Brasília - O número de acidentes registrados nas rodovias federais nos primeiros três meses de vigência da Medida Provisória 415, que proibiu a comercialização de bebidas alcoólicas em estabelecimentos localizados ao longo das estradas, cresceu cerca de 12% em relação ao mesmo período do ano passado. A MP, transformada em projeto de conversão, foi aprovada essa semana, pela Câmara dos Deputados. Caberá ao presidente Luiz Inácio Lula da Silva transformar a proposta em lei, devendo sancioná-la nos próximos dias.
De acordo com a Polícia Rodoviária Federal (PRF), de 1º de fevereiro último, quando a MP entrou em vigor, ao dia 30 de abril, ocorreram 32.387 acidentes, com 1.497 mortos e 18.557 feridos. Em 2007, o órgão contabilizou, no mesmo período, 28.898 acidentes, com 1.531 mortes e 17.556 feridos.
Segundo o inspetor José Roberto Soares, coordenador de Controle Operacional da PRF, o crescimento no número de acidentes não indica uma possível ineficácia da medida, mas está relacionado com o aumento da frota de veículos no país, que foi ampliada em aproximadamente13%. “Nesse mesmo período do ano passado nós tínhamos uma frota de 46 milhões de veículos e esse ano já estamos com 52 milhões. Então, levando em conta o aumento da frota, não houve um aumento considerável no número de acidentes”, avaliou o inspetor.

==*==

Dê prosseguimento à notícia sobre os acidentes nas rodovias federais a partir do ponto em que ela termina. As entradas constituem material à parte, sem relação com a notícia.

==*==

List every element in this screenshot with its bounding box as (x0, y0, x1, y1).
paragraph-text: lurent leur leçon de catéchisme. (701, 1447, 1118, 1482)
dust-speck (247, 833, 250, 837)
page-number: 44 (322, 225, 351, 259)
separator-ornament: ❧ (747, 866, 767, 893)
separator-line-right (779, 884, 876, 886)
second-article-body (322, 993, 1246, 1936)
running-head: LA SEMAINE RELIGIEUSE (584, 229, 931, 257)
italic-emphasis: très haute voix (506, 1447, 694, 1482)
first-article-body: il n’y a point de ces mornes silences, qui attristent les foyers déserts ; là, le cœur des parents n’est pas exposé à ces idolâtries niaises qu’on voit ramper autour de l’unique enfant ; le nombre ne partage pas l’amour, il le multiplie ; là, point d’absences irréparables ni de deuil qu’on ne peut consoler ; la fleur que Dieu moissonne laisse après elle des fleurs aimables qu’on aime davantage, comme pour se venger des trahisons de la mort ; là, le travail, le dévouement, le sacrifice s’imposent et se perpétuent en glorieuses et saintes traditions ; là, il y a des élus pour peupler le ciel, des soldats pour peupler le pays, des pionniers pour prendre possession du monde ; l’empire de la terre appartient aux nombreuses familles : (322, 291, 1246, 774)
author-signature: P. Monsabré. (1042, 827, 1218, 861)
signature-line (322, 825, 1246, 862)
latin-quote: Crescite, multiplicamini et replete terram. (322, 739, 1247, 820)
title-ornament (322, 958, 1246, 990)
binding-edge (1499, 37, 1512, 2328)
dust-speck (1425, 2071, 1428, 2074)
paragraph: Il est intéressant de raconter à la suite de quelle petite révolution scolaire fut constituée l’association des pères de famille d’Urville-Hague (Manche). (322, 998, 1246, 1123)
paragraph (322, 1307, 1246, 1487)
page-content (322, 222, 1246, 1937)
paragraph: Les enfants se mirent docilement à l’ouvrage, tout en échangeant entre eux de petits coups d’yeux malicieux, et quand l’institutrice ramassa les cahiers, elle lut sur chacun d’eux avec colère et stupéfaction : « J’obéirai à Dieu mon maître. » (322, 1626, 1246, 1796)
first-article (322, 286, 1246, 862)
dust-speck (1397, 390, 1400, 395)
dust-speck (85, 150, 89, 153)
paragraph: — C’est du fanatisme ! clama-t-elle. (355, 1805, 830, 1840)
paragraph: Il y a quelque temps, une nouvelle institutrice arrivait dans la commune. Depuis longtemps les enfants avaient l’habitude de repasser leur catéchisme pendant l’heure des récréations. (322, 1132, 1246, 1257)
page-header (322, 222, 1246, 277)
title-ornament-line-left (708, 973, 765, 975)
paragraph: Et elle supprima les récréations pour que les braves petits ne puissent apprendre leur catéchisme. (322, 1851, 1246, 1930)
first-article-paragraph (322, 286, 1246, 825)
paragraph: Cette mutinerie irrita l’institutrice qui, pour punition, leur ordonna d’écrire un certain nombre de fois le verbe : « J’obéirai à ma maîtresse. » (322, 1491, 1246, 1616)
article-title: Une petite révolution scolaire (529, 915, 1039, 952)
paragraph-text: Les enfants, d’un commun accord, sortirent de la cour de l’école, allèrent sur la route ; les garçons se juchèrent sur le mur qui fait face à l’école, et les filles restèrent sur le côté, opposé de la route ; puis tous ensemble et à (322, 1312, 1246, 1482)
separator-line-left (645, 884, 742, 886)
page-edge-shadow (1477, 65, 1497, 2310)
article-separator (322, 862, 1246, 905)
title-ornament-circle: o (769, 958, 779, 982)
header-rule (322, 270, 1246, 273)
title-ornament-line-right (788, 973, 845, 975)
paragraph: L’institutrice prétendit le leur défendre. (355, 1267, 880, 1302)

==*==

Resposta a seguir
Soares ainda destacou a redução no número de mortes que, segundo ele, aponta para uma diminuição na gravidade dos acidentes, geralmente associada ao consumo do álcool pelos motoristas.
De acordo com a PRF, o número de autuações por embriaguez cresceu cerca de 40% nas estradas federais nos primeiros meses do ano em relação a 2007. Considerando o período de 1º de janeiro até a meia-noite do último domingo (25), no qual foram incluídos 115 dias de vigência da MP, a PRF fez 4.199 autuações de motoristas bêbados. nas rodovias federais do País, número quase 40% superior às três mil autuações na mesma época do ano passado.